▼
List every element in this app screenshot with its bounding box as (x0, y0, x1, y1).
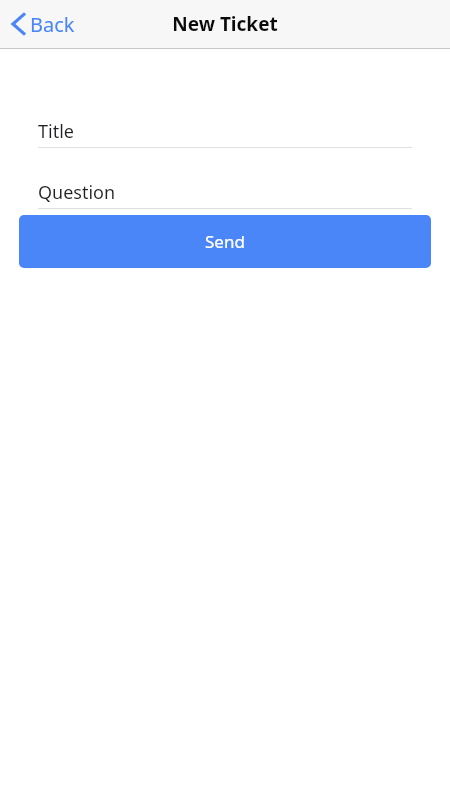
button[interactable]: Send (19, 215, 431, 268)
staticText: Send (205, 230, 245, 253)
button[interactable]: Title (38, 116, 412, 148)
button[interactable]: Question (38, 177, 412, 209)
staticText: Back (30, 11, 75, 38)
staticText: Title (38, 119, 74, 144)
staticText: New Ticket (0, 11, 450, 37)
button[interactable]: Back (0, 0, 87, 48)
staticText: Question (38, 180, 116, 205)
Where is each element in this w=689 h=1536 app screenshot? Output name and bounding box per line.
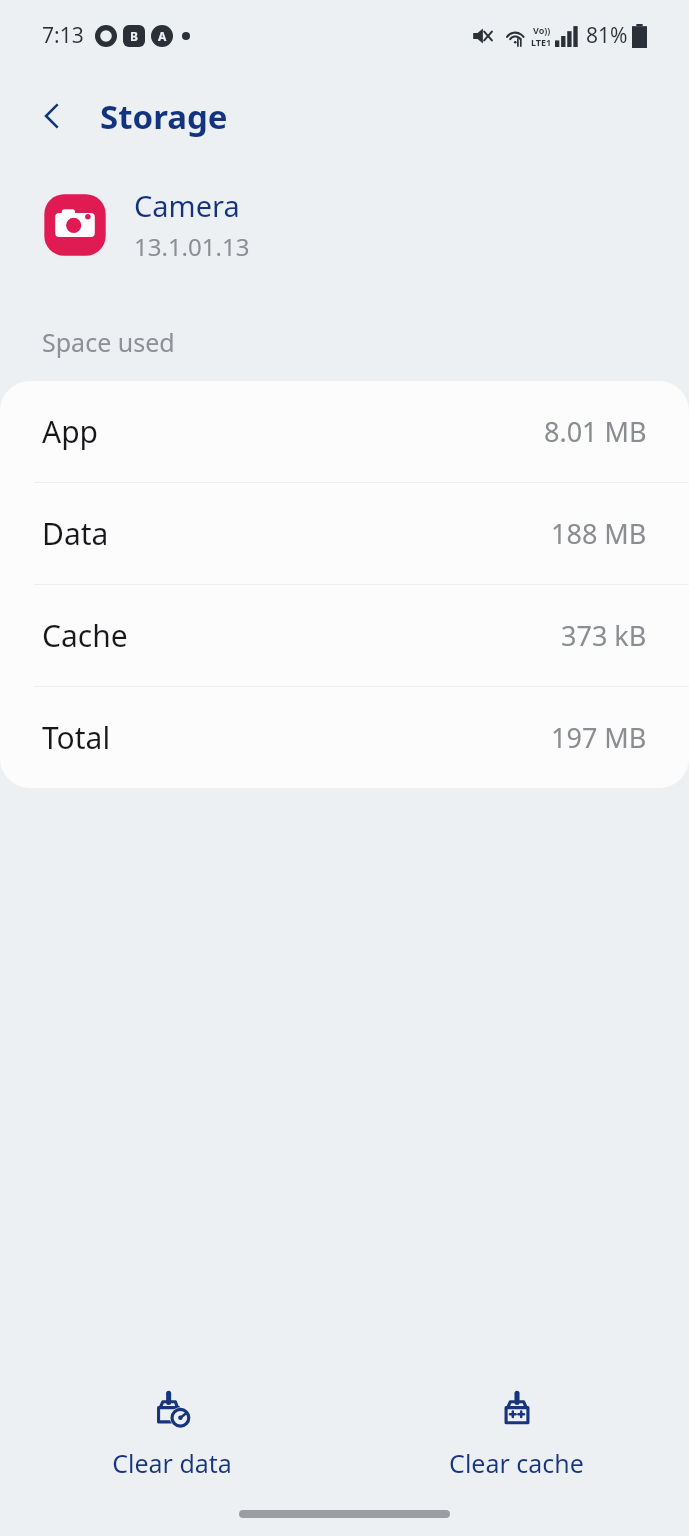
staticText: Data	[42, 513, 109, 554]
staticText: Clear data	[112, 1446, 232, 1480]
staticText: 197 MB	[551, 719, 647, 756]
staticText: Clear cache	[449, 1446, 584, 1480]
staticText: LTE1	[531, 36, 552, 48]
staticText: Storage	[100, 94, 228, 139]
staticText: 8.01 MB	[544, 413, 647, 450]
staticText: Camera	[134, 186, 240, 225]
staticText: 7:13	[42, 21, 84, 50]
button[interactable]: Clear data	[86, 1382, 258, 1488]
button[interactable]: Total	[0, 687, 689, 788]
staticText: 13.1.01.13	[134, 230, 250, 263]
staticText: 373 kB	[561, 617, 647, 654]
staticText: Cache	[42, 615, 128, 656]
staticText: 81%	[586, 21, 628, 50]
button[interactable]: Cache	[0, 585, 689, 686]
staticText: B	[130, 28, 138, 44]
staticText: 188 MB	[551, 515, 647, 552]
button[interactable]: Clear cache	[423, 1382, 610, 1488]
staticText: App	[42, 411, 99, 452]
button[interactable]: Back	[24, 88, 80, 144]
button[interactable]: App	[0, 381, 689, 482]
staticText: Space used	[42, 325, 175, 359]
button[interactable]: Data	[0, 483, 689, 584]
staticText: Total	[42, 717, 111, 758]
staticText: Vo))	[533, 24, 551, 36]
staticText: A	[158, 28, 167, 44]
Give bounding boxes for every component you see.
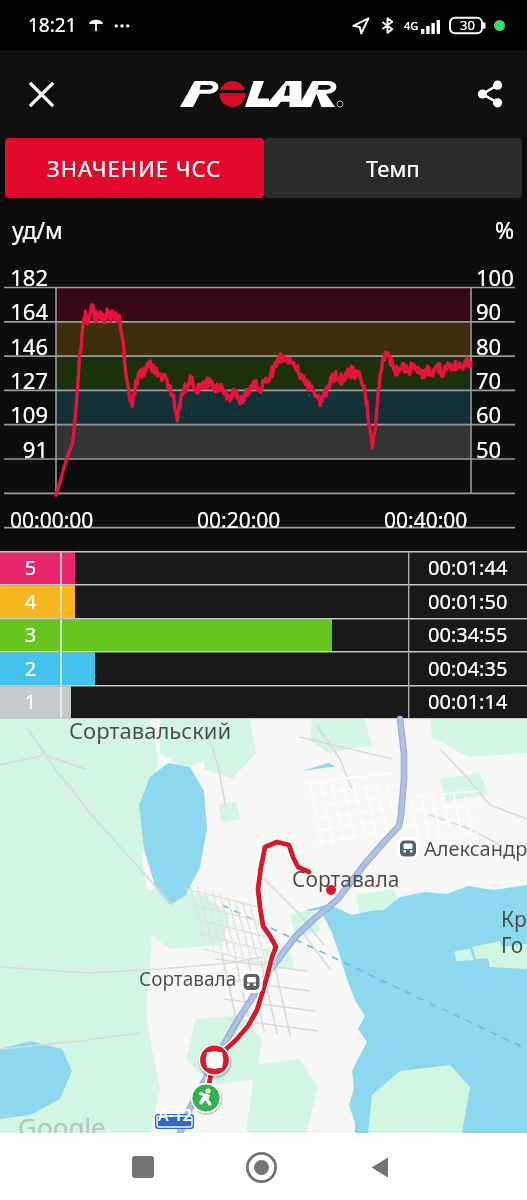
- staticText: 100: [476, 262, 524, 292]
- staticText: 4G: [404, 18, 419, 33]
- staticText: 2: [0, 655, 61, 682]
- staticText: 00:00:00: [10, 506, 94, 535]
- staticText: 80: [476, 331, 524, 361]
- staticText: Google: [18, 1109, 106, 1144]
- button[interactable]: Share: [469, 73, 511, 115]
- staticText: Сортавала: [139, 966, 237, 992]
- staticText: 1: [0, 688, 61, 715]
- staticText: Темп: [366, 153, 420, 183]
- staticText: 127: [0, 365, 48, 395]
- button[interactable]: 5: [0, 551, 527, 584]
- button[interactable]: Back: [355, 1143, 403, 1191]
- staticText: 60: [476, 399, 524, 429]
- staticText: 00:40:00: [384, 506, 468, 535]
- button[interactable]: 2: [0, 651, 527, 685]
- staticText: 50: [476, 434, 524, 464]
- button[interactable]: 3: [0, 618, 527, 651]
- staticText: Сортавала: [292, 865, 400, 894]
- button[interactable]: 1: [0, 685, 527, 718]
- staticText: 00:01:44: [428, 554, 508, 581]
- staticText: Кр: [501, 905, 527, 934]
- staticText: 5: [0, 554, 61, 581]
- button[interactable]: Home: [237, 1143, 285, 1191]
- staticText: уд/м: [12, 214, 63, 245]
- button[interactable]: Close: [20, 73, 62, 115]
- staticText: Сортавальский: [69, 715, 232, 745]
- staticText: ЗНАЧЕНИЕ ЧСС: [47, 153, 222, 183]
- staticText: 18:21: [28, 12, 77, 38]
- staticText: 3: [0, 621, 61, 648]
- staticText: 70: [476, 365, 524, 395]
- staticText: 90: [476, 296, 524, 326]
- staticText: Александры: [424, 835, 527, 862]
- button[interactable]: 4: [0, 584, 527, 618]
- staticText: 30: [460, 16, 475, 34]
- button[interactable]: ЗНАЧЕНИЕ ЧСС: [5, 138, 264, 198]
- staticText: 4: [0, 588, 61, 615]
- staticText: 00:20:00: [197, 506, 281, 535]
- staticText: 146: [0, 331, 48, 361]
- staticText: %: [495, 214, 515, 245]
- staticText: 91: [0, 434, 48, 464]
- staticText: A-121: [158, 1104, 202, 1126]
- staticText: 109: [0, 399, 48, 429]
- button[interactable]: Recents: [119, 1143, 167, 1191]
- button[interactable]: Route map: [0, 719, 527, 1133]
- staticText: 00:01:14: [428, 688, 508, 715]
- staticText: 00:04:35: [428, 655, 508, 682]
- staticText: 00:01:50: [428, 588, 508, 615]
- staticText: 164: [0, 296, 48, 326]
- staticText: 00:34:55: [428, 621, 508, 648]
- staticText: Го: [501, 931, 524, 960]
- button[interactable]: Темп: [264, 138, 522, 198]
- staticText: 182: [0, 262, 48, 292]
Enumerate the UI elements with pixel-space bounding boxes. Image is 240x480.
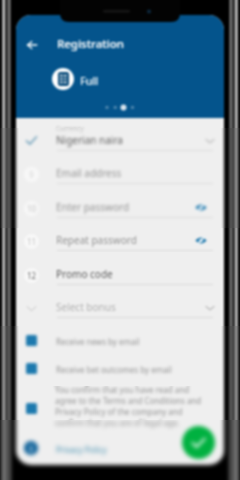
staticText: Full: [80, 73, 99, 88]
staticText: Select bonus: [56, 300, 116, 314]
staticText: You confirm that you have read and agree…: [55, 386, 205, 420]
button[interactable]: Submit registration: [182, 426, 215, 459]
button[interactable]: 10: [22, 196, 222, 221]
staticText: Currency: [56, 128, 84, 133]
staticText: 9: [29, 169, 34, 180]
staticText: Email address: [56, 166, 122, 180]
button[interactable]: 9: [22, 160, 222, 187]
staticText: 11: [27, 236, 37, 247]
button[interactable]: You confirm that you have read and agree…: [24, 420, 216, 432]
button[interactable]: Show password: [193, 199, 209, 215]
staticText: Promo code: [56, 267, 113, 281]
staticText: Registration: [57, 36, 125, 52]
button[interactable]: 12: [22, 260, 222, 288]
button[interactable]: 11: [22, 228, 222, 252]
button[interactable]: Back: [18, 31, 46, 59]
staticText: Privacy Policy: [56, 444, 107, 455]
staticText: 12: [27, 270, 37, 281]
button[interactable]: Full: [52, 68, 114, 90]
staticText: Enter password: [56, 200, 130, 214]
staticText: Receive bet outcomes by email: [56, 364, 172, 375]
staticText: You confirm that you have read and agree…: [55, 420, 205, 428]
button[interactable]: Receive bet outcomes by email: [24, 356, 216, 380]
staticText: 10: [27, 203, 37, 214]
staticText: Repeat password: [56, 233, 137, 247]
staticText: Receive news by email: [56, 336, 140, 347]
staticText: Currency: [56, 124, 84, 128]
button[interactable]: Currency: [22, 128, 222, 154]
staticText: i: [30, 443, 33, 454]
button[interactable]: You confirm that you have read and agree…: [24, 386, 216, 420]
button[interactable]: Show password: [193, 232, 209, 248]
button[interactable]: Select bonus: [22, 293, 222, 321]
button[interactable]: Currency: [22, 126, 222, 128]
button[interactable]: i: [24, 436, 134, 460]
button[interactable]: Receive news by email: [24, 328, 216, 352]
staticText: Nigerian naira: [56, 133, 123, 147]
▲
Reproduce all of the entries above with "staticText" swapped for "label" everywhere it appears, keeping everything else the same. Omit the pictures.

List every element in this app screenshot with its bounding box as (x0, y0, x1, y1).
button[interactable]: Send (19, 215, 431, 268)
label: Send (205, 230, 245, 253)
button[interactable]: Title (38, 116, 412, 148)
button[interactable]: Question (38, 177, 412, 209)
label: Back (30, 11, 75, 38)
label: Title (38, 119, 74, 144)
label: New Ticket (0, 11, 450, 37)
button[interactable]: Back (0, 0, 87, 48)
label: Question (38, 180, 116, 205)
Where is each element in this w=689 h=1536 app screenshot? Output name and bounding box per line.
label: Data	[42, 513, 109, 554]
label: Clear data	[112, 1446, 232, 1480]
label: 197 MB	[551, 719, 647, 756]
label: Clear cache	[449, 1446, 584, 1480]
label: LTE1	[531, 36, 552, 48]
label: Storage	[100, 94, 228, 139]
label: 8.01 MB	[544, 413, 647, 450]
label: Camera	[134, 186, 240, 225]
label: 7:13	[42, 21, 84, 50]
button[interactable]: Clear data	[86, 1382, 258, 1488]
button[interactable]: Total	[0, 687, 689, 788]
label: 13.1.01.13	[134, 230, 250, 263]
label: 373 kB	[561, 617, 647, 654]
label: Cache	[42, 615, 128, 656]
label: 81%	[586, 21, 628, 50]
button[interactable]: Cache	[0, 585, 689, 686]
label: B	[130, 28, 138, 44]
label: 188 MB	[551, 515, 647, 552]
button[interactable]: Clear cache	[423, 1382, 610, 1488]
label: App	[42, 411, 99, 452]
button[interactable]: Back	[24, 88, 80, 144]
button[interactable]: App	[0, 381, 689, 482]
label: Space used	[42, 325, 175, 359]
button[interactable]: Data	[0, 483, 689, 584]
label: Total	[42, 717, 111, 758]
label: Vo))	[533, 24, 551, 36]
label: A	[158, 28, 167, 44]
Give bounding boxes for every component you see.
- label: 100: [476, 262, 524, 292]
- label: 4G: [404, 18, 419, 33]
- label: 2: [0, 655, 61, 682]
- label: 00:00:00: [10, 506, 94, 535]
- label: 80: [476, 331, 524, 361]
- label: Google: [18, 1109, 106, 1144]
- button[interactable]: Share: [469, 73, 511, 115]
- label: Сортавала: [139, 966, 237, 992]
- label: 1: [0, 688, 61, 715]
- label: Темп: [366, 153, 420, 183]
- label: 127: [0, 365, 48, 395]
- button[interactable]: 5: [0, 551, 527, 584]
- button[interactable]: Back: [355, 1143, 403, 1191]
- label: 60: [476, 399, 524, 429]
- label: 00:40:00: [384, 506, 468, 535]
- button[interactable]: 2: [0, 651, 527, 685]
- label: 50: [476, 434, 524, 464]
- button[interactable]: 3: [0, 618, 527, 651]
- label: Сортавала: [292, 865, 400, 894]
- button[interactable]: 1: [0, 685, 527, 718]
- label: 00:01:44: [428, 554, 508, 581]
- label: Кр: [501, 905, 527, 934]
- label: 5: [0, 554, 61, 581]
- button[interactable]: Home: [237, 1143, 285, 1191]
- label: уд/м: [12, 214, 63, 245]
- button[interactable]: Close: [20, 73, 62, 115]
- label: Сортавальский: [69, 715, 232, 745]
- label: ЗНАЧЕНИЕ ЧСС: [47, 153, 222, 183]
- label: 18:21: [28, 12, 77, 38]
- label: 3: [0, 621, 61, 648]
- label: 70: [476, 365, 524, 395]
- label: 90: [476, 296, 524, 326]
- label: Александры: [424, 835, 527, 862]
- button[interactable]: 4: [0, 584, 527, 618]
- label: 30: [460, 16, 475, 34]
- button[interactable]: ЗНАЧЕНИЕ ЧСС: [5, 138, 264, 198]
- label: 4: [0, 588, 61, 615]
- label: 00:20:00: [197, 506, 281, 535]
- label: 146: [0, 331, 48, 361]
- label: %: [495, 214, 515, 245]
- label: 91: [0, 434, 48, 464]
- label: A-121: [158, 1104, 202, 1126]
- label: 109: [0, 399, 48, 429]
- button[interactable]: Recents: [119, 1143, 167, 1191]
- button[interactable]: Route map: [0, 719, 527, 1133]
- label: 00:01:14: [428, 688, 508, 715]
- label: 00:04:35: [428, 655, 508, 682]
- label: 00:01:50: [428, 588, 508, 615]
- label: 164: [0, 296, 48, 326]
- label: 00:34:55: [428, 621, 508, 648]
- label: Го: [501, 931, 524, 960]
- button[interactable]: Темп: [264, 138, 522, 198]
- label: 182: [0, 262, 48, 292]
Enumerate the UI elements with pixel-space bounding boxes. Image is 240x480.
label: Full: [80, 73, 99, 88]
label: Select bonus: [56, 300, 116, 314]
label: You confirm that you have read and agree…: [55, 386, 205, 420]
button[interactable]: Submit registration: [182, 426, 215, 459]
button[interactable]: 10: [22, 196, 222, 221]
label: Currency: [56, 128, 84, 133]
label: 9: [29, 169, 34, 180]
label: Email address: [56, 166, 122, 180]
button[interactable]: 9: [22, 160, 222, 187]
label: 11: [27, 236, 37, 247]
button[interactable]: You confirm that you have read and agree…: [24, 420, 216, 432]
button[interactable]: Show password: [193, 199, 209, 215]
label: Promo code: [56, 267, 113, 281]
label: Registration: [57, 36, 125, 52]
button[interactable]: 12: [22, 260, 222, 288]
button[interactable]: 11: [22, 228, 222, 252]
button[interactable]: Back: [18, 31, 46, 59]
label: Privacy Policy: [56, 444, 107, 455]
label: 12: [27, 270, 37, 281]
button[interactable]: Full: [52, 68, 114, 90]
label: Enter password: [56, 200, 130, 214]
label: Receive bet outcomes by email: [56, 364, 172, 375]
label: You confirm that you have read and agree…: [55, 420, 205, 428]
button[interactable]: Receive bet outcomes by email: [24, 356, 216, 380]
label: 10: [27, 203, 37, 214]
label: Repeat password: [56, 233, 137, 247]
label: Receive news by email: [56, 336, 140, 347]
label: Currency: [56, 124, 84, 128]
button[interactable]: Currency: [22, 128, 222, 154]
label: i: [30, 443, 33, 454]
button[interactable]: You confirm that you have read and agree…: [24, 386, 216, 420]
button[interactable]: Show password: [193, 232, 209, 248]
button[interactable]: Select bonus: [22, 293, 222, 321]
button[interactable]: Currency: [22, 126, 222, 128]
button[interactable]: i: [24, 436, 134, 460]
button[interactable]: Receive news by email: [24, 328, 216, 352]
label: Nigerian naira: [56, 133, 123, 147]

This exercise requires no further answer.